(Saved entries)
=====
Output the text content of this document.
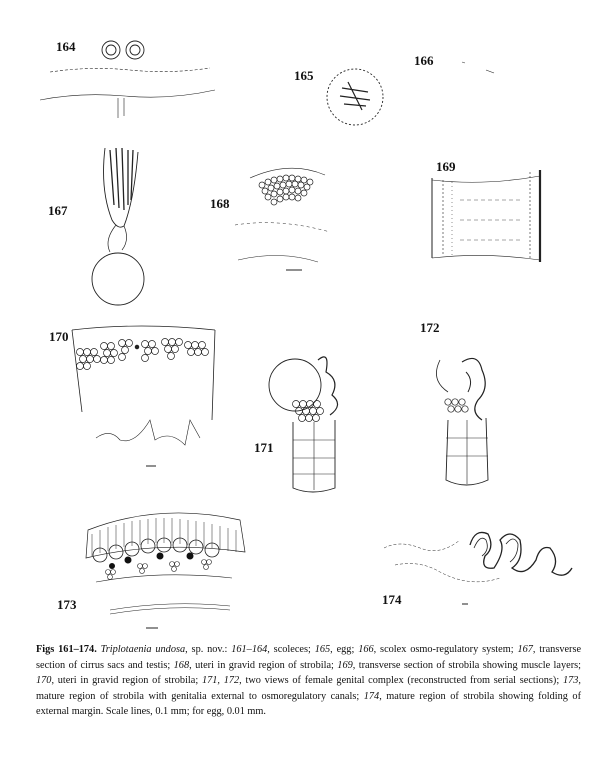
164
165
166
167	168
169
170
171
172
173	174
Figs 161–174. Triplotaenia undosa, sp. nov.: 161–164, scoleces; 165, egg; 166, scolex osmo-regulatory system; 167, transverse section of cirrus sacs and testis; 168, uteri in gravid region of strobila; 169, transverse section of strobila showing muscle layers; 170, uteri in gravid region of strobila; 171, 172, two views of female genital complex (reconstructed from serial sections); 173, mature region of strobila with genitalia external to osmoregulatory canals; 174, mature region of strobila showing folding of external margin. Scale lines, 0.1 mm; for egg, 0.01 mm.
=====
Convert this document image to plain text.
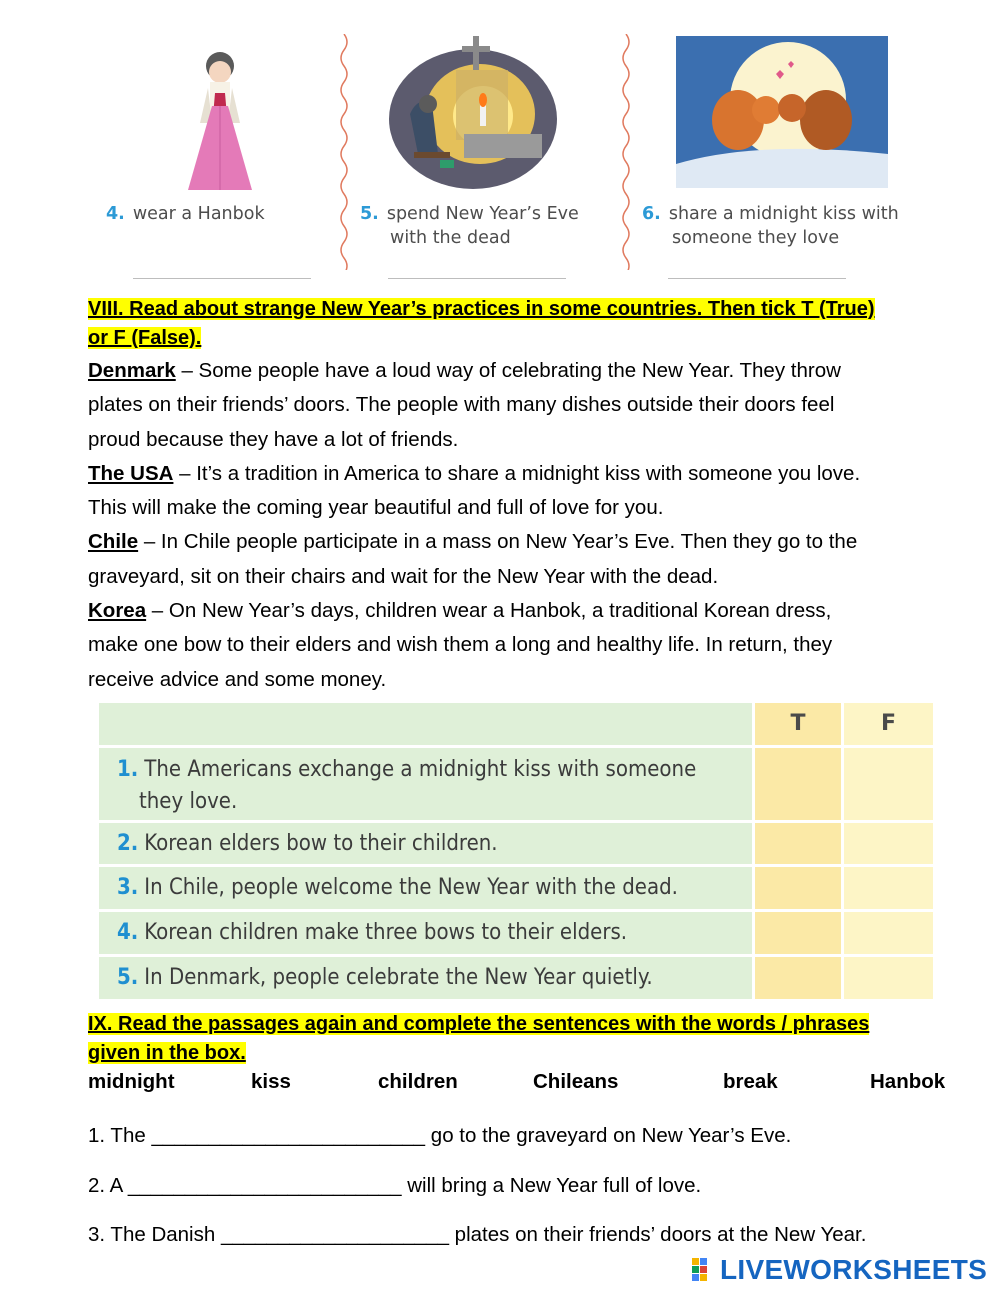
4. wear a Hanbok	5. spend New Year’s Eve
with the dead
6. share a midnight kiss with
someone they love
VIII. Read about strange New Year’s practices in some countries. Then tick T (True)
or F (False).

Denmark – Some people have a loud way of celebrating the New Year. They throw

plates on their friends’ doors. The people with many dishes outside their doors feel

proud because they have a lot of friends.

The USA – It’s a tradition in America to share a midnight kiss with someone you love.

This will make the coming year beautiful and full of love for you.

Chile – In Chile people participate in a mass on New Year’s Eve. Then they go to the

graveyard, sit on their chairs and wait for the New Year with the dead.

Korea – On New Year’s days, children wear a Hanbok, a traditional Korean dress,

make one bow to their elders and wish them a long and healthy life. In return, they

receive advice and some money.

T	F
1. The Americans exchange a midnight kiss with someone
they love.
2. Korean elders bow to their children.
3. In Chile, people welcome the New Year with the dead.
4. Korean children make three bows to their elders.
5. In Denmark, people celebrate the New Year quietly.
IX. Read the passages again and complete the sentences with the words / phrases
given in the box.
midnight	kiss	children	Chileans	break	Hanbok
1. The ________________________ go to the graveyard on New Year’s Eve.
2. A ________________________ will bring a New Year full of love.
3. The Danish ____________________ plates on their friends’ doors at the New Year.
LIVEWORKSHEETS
=====
■ Exercise task ■
Scan the material above. Copy each line where "love" occurs.

■ Response to the task ■
someone they love
The USA – It’s a tradition in America to share a midnight kiss with someone you love.
This will make the coming year beautiful and full of love for you.
they love.
2. A ________________________ will bring a New Year full of love.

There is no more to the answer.